What is asked: Skip the pictures. Reproduce all other material exactly.

Provided data:
☆ ☆ ☆ ☆ ☆ ☆ ☆
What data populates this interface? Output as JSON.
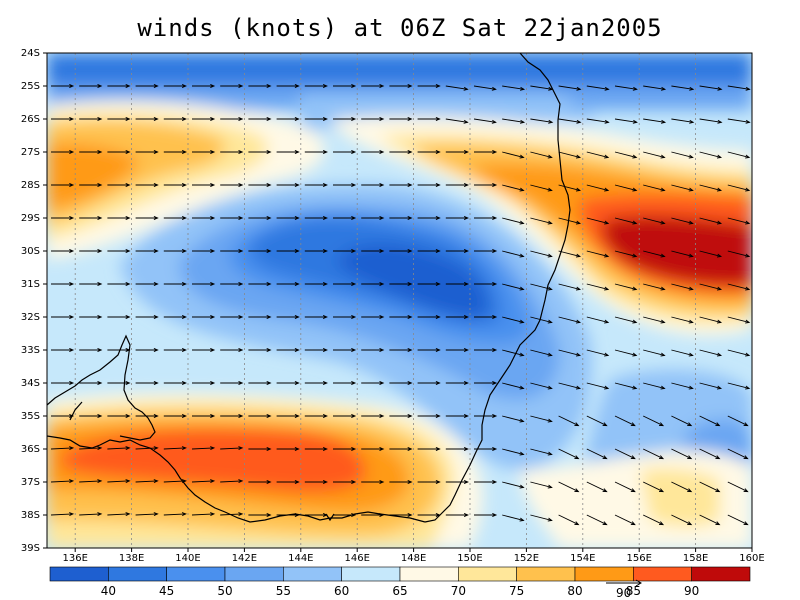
{
  "title": "winds (knots) at 06Z Sat 22jan2005",
  "lat_labels": [
    "24S",
    "25S",
    "26S",
    "27S",
    "28S",
    "29S",
    "30S",
    "31S",
    "32S",
    "33S",
    "34S",
    "35S",
    "36S",
    "37S",
    "38S",
    "39S"
  ],
  "lon_labels": [
    "136E",
    "138E",
    "140E",
    "142E",
    "144E",
    "146E",
    "148E",
    "150E",
    "152E",
    "154E",
    "156E",
    "158E",
    "160E"
  ],
  "colorbar": {
    "labels": [
      "40",
      "45",
      "50",
      "55",
      "60",
      "65",
      "70",
      "75",
      "80",
      "85",
      "90"
    ],
    "colors": [
      "#1e5fd0",
      "#2f78e0",
      "#4a90ee",
      "#6aa6f2",
      "#92c3f8",
      "#c6e8fb",
      "#fff9e6",
      "#ffe79a",
      "#ffc14d",
      "#ff9a16",
      "#ff5a1f",
      "#bf0a0a"
    ]
  },
  "reference_vector_label": "90",
  "chart_data": {
    "type": "map",
    "variable": "wind speed",
    "units": "knots",
    "time": "06Z Sat 22jan2005",
    "lon_range": [
      135,
      160
    ],
    "lat_range": [
      -39,
      -24
    ],
    "contour_levels": [
      40,
      45,
      50,
      55,
      60,
      65,
      70,
      75,
      80,
      85,
      90
    ],
    "vector_overlay": true,
    "gridlines": "dotted"
  }
}
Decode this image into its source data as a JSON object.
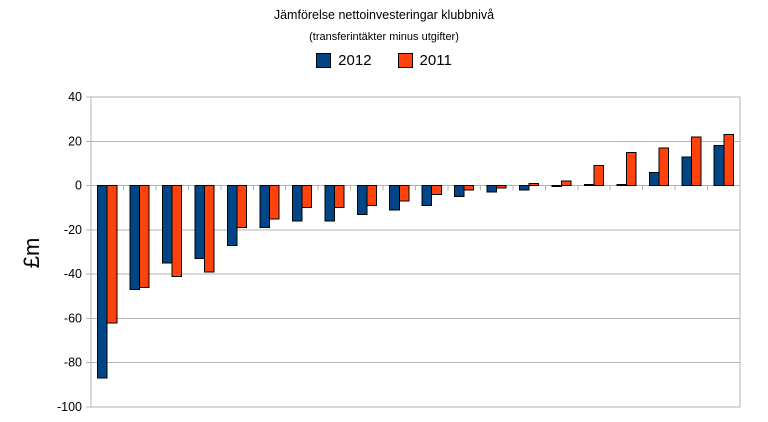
☆ ☆ ☆ ☆ ☆ ☆ ☆
Exercise response:
What data populates this interface? Output as JSON.
{
  "title": "winds (knots) at 06Z Sat 22jan2005",
  "lat_labels": [
    "24S",
    "25S",
    "26S",
    "27S",
    "28S",
    "29S",
    "30S",
    "31S",
    "32S",
    "33S",
    "34S",
    "35S",
    "36S",
    "37S",
    "38S",
    "39S"
  ],
  "lon_labels": [
    "136E",
    "138E",
    "140E",
    "142E",
    "144E",
    "146E",
    "148E",
    "150E",
    "152E",
    "154E",
    "156E",
    "158E",
    "160E"
  ],
  "colorbar": {
    "labels": [
      "40",
      "45",
      "50",
      "55",
      "60",
      "65",
      "70",
      "75",
      "80",
      "85",
      "90"
    ],
    "colors": [
      "#1e5fd0",
      "#2f78e0",
      "#4a90ee",
      "#6aa6f2",
      "#92c3f8",
      "#c6e8fb",
      "#fff9e6",
      "#ffe79a",
      "#ffc14d",
      "#ff9a16",
      "#ff5a1f",
      "#bf0a0a"
    ]
  },
  "reference_vector_label": "90",
  "chart_data": {
    "type": "map",
    "variable": "wind speed",
    "units": "knots",
    "time": "06Z Sat 22jan2005",
    "lon_range": [
      135,
      160
    ],
    "lat_range": [
      -39,
      -24
    ],
    "contour_levels": [
      40,
      45,
      50,
      55,
      60,
      65,
      70,
      75,
      80,
      85,
      90
    ],
    "vector_overlay": true,
    "gridlines": "dotted"
  }
}
Decode this image into its source data as a JSON object.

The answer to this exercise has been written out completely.